### What needs to be done
Set out every line bearing the string "people".

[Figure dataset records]

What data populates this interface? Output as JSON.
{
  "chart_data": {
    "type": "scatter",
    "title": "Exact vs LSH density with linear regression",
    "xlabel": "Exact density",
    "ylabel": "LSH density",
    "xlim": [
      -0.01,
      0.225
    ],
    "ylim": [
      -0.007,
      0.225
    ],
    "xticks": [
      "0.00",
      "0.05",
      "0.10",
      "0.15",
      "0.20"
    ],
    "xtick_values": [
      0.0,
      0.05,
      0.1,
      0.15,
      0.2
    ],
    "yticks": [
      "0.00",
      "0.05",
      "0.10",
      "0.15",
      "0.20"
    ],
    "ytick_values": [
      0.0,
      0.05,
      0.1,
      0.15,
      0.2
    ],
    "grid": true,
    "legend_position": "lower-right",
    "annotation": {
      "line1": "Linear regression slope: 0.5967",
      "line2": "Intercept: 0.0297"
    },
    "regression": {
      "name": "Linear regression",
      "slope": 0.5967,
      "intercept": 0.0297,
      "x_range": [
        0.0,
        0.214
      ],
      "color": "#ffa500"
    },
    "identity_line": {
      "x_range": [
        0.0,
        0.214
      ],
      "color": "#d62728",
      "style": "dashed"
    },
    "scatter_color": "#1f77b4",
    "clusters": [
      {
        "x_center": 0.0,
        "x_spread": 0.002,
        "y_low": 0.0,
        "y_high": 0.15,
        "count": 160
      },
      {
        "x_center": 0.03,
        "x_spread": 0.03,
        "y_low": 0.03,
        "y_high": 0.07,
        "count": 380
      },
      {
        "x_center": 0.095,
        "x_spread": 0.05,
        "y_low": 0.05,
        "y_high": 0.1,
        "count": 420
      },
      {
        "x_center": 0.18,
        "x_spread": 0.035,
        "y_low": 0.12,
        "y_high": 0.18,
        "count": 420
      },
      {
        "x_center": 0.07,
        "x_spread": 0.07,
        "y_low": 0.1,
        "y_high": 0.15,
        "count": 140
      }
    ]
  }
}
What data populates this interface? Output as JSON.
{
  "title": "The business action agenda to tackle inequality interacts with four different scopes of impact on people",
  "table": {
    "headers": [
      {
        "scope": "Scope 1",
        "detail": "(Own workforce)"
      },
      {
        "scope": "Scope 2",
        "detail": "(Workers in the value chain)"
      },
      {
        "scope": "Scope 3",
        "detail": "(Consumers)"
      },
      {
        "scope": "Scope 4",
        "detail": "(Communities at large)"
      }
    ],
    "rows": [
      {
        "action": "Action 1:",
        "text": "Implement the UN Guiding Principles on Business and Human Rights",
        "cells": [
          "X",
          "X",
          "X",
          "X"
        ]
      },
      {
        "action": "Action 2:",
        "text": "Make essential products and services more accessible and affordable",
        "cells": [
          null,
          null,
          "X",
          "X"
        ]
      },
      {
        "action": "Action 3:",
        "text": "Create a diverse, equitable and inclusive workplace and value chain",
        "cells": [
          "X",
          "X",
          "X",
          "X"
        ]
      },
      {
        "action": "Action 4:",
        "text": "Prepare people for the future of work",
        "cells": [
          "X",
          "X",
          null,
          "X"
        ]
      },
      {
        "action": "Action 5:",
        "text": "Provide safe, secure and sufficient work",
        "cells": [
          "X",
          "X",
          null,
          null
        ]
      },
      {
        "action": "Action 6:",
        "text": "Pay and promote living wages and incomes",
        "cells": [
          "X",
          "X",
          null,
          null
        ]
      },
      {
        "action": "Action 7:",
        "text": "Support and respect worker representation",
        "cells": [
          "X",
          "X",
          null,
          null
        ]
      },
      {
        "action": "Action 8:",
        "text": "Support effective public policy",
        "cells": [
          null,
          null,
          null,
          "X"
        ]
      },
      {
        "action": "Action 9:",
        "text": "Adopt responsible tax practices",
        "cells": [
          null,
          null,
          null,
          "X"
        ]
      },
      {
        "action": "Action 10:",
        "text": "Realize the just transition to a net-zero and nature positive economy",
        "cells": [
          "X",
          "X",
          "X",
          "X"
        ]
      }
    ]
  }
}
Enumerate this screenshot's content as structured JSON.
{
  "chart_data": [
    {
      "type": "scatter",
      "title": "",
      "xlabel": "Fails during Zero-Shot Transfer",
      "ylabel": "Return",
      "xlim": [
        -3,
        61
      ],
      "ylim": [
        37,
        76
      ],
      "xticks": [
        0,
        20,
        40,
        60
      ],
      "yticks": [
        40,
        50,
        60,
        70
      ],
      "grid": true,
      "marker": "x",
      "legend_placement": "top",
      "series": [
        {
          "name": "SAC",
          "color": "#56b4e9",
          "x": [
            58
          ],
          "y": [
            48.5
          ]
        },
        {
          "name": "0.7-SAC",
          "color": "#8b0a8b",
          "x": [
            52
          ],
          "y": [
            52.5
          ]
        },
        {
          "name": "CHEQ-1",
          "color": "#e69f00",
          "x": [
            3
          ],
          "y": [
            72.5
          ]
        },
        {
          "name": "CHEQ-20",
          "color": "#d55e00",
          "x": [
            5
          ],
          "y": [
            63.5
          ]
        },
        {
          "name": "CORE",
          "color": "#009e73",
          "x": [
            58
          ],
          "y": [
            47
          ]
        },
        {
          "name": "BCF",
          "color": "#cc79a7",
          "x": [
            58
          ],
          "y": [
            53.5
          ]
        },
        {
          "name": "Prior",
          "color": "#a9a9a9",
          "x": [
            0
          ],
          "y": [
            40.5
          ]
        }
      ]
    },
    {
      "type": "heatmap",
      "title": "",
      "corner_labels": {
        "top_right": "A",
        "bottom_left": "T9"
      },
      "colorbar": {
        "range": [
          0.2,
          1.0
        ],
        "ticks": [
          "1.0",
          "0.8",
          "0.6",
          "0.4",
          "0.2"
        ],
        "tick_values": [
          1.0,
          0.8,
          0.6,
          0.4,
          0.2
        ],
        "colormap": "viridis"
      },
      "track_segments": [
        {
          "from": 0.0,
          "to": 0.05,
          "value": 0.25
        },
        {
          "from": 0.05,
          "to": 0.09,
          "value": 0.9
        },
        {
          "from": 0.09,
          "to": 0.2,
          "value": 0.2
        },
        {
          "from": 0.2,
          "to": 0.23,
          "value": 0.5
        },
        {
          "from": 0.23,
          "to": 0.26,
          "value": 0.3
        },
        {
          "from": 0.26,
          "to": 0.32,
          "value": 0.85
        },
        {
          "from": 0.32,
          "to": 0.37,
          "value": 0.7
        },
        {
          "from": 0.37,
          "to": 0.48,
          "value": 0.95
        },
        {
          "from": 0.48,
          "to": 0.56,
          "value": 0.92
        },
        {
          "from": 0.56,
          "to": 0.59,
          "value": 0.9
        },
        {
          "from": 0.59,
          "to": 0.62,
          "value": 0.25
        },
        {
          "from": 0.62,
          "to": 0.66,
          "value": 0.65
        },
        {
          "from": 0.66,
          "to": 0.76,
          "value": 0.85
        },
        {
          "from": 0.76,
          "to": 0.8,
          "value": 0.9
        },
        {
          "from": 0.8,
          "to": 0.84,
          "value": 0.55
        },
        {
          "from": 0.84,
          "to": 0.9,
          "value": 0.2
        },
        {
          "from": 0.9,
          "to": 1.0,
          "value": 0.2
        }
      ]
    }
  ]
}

### Exercise output
  "title": "The business action agenda to tackle inequality interacts with four different scopes of impact on people",
        "text": "Prepare people for the future of work",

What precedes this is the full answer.